# Task details
Locate and copy all lines bearing the word "сопровождении".
-- Begin Dataset records --
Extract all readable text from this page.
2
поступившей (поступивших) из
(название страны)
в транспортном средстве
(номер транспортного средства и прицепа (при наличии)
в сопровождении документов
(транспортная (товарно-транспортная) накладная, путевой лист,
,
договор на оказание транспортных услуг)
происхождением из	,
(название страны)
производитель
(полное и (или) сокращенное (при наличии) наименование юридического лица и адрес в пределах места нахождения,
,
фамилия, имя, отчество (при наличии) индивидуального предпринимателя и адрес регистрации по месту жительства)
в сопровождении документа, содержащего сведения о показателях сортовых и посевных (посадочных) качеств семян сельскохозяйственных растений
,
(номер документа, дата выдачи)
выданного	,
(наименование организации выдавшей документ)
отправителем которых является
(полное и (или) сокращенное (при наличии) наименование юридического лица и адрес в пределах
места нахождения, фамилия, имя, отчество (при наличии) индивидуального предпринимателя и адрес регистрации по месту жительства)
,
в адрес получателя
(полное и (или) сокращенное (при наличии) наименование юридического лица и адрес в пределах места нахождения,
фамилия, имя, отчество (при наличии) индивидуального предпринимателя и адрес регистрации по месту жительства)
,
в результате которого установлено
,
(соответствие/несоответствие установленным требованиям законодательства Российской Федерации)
-- End Dataset records --
# Exercise output
в сопровождении документов
в сопровождении документа, содержащего сведения о показателях сортовых и посевных (посадочных) качеств семян сельскохозяйственных растений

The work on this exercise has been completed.